**DO THIS:** Show every line in the entries below where the word "that" appears.

**EXTRACTED DATA:**
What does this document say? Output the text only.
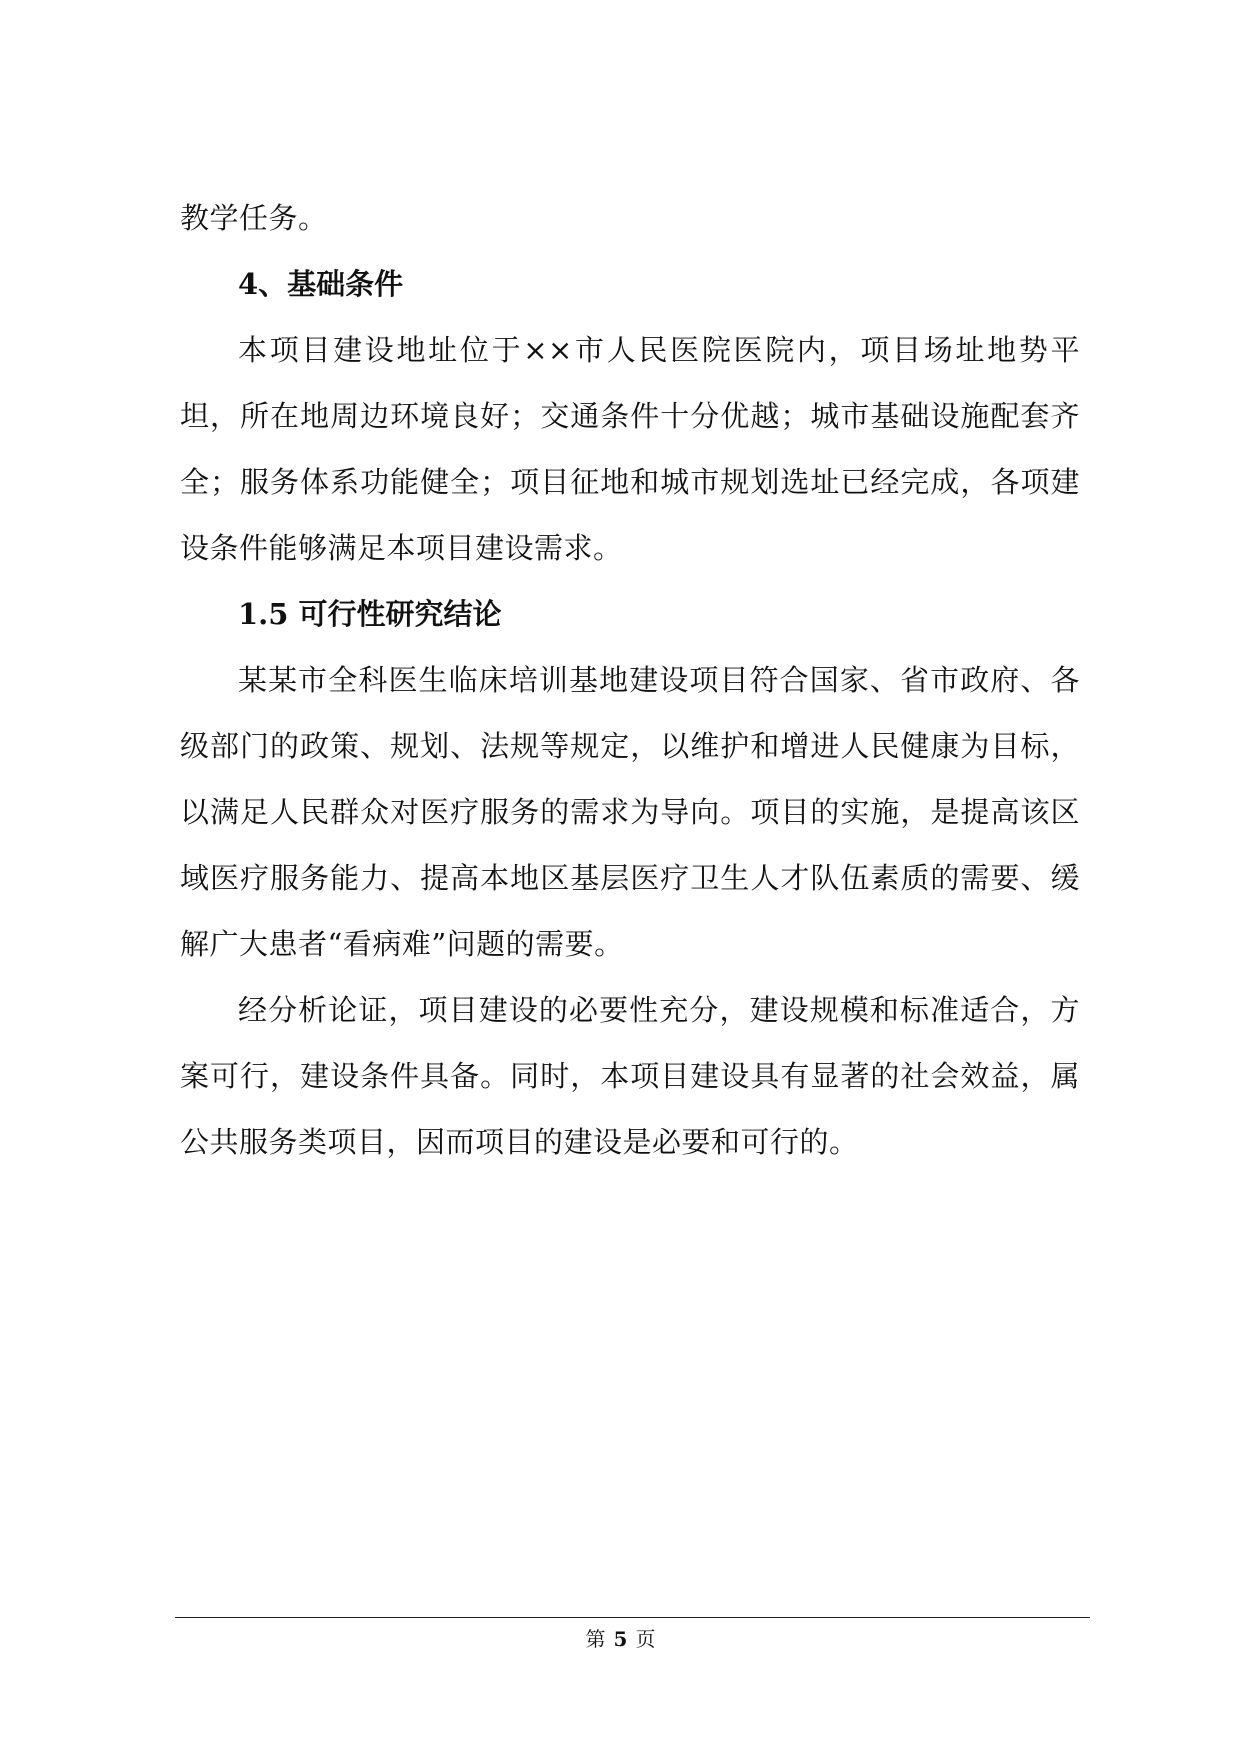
教学任务。

4、基础条件

本项目建设地址位于××市人民医院医院内，项目场址地势平坦，所在地周边环境良好；交通条件十分优越；城市基础设施配套齐全；服务体系功能健全；项目征地和城市规划选址已经完成，各项建设条件能够满足本项目建设需求。

1.5 可行性研究结论

某某市全科医生临床培训基地建设项目符合国家、省市政府、各级部门的政策、规划、法规等规定，以维护和增进人民健康为目标，以满足人民群众对医疗服务的需求为导向。项目的实施，是提高该区域医疗服务能力、提高本地区基层医疗卫生人才队伍素质的需要、缓解广大患者“看病难”问题的需要。

经分析论证，项目建设的必要性充分，建设规模和标准适合，方案可行，建设条件具备。同时，本项目建设具有显著的社会效益，属公共服务类项目，因而项目的建设是必要和可行的。

第 5 页
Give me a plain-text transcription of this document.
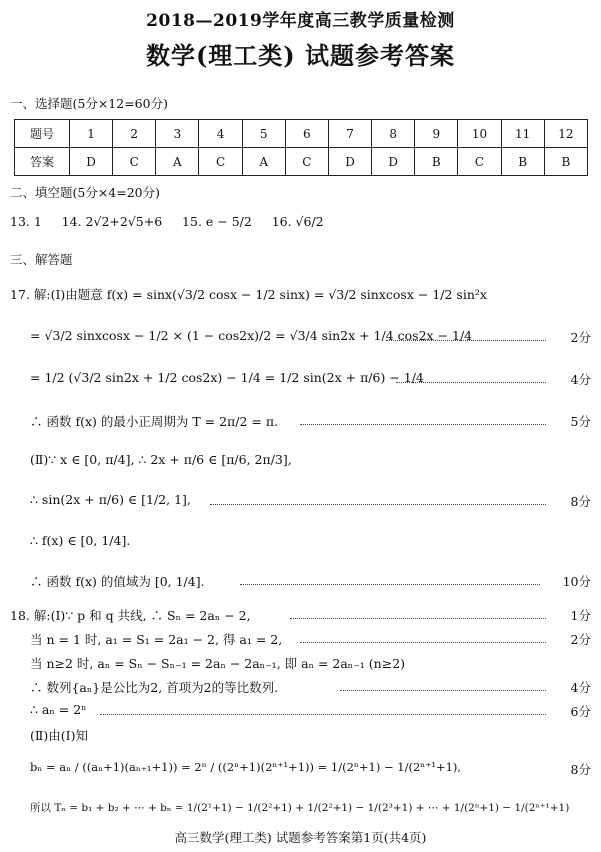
2018—2019学年度高三教学质量检测
数学(理工类) 试题参考答案
一、选择题(5分×12=60分)
题号	1	2	3	4	5	6	7	8	9	10	11	12
答案	D	C	A	C	A	C	D	D	B	C	B	B
二、填空题(5分×4=20分)
13. 1     14. 2√2+2√5+6     15. e − 5/2     16. √6/2
三、解答题
17. 解:(Ⅰ)由题意 f(x) = sinx(√3/2 cosx − 1/2 sinx) = √3/2 sinxcosx − 1/2 sin²x
= √3/2 sinxcosx − 1/2 × (1 − cos2x)/2 = √3/4 sin2x + 1/4 cos2x − 1/4	2分
= 1/2 (√3/2 sin2x + 1/2 cos2x) − 1/4 = 1/2 sin(2x + π/6) − 1/4	4分
∴ 函数 f(x) 的最小正周期为 T = 2π/2 = π.	5分
(Ⅱ)∵ x ∈ [0, π/4], ∴ 2x + π/6 ∈ [π/6, 2π/3],
∴ sin(2x + π/6) ∈ [1/2, 1],	8分
∴ f(x) ∈ [0, 1/4].
∴ 函数 f(x) 的值域为 [0, 1/4].	10分
18. 解:(Ⅰ)∵ p 和 q 共线, ∴ Sₙ = 2aₙ − 2,	1分
当 n = 1 时, a₁ = S₁ = 2a₁ − 2, 得 a₁ = 2,	2分
当 n≥2 时, aₙ = Sₙ − Sₙ₋₁ = 2aₙ − 2aₙ₋₁, 即 aₙ = 2aₙ₋₁ (n≥2)
∴ 数列{aₙ}是公比为2, 首项为2的等比数列.	4分
∴ aₙ = 2ⁿ	6分
(Ⅱ)由(Ⅰ)知
bₙ = aₙ / ((aₙ+1)(aₙ₊₁+1)) = 2ⁿ / ((2ⁿ+1)(2ⁿ⁺¹+1)) = 1/(2ⁿ+1) − 1/(2ⁿ⁺¹+1),	8分
所以 Tₙ = b₁ + b₂ + ⋯ + bₙ = 1/(2¹+1) − 1/(2²+1) + 1/(2²+1) − 1/(2³+1) + ⋯ + 1/(2ⁿ+1) − 1/(2ⁿ⁺¹+1)
高三数学(理工类) 试题参考答案第1页(共4页)
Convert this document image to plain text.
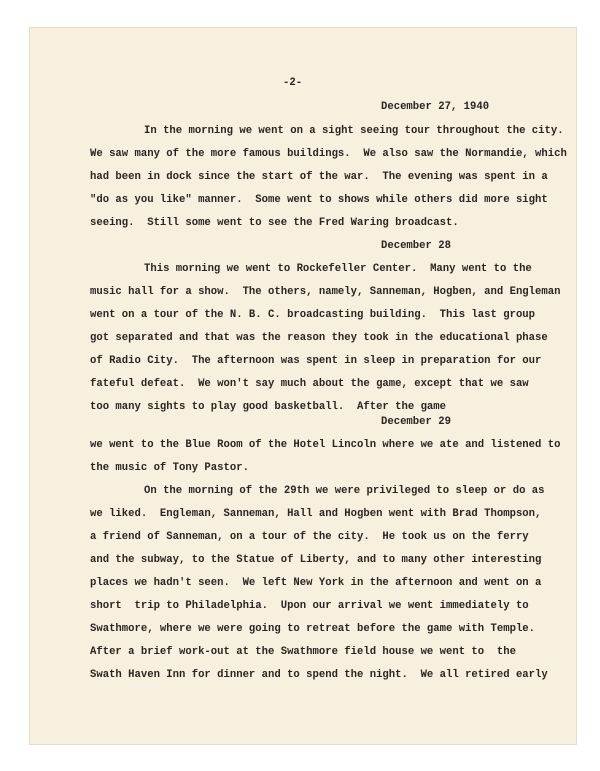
-2-
December 27, 1940
In the morning we went on a sight seeing tour throughout the city.
We saw many of the more famous buildings.  We also saw the Normandie, which
had been in dock since the start of the war.  The evening was spent in a
"do as you like" manner.  Some went to shows while others did more sight
seeing.  Still some went to see the Fred Waring broadcast.
December 28
This morning we went to Rockefeller Center.  Many went to the
music hall for a show.  The others, namely, Sanneman, Hogben, and Engleman
went on a tour of the N. B. C. broadcasting building.  This last group
got separated and that was the reason they took in the educational phase
of Radio City.  The afternoon was spent in sleep in preparation for our
fateful defeat.  We won't say much about the game, except that we saw
too many sights to play good basketball.  After the game
December 29
we went to the Blue Room of the Hotel Lincoln where we ate and listened to
the music of Tony Pastor.
On the morning of the 29th we were privileged to sleep or do as
we liked.  Engleman, Sanneman, Hall and Hogben went with Brad Thompson,
a friend of Sanneman, on a tour of the city.  He took us on the ferry
and the subway, to the Statue of Liberty, and to many other interesting
places we hadn't seen.  We left New York in the afternoon and went on a
short  trip to Philadelphia.  Upon our arrival we went immediately to
Swathmore, where we were going to retreat before the game with Temple.
After a brief work-out at the Swathmore field house we went to  the
Swath Haven Inn for dinner and to spend the night.  We all retired early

**COMPLETE OUTPUT:**
got separated and that was the reason they took in the educational phase
fateful defeat.  We won't say much about the game, except that we saw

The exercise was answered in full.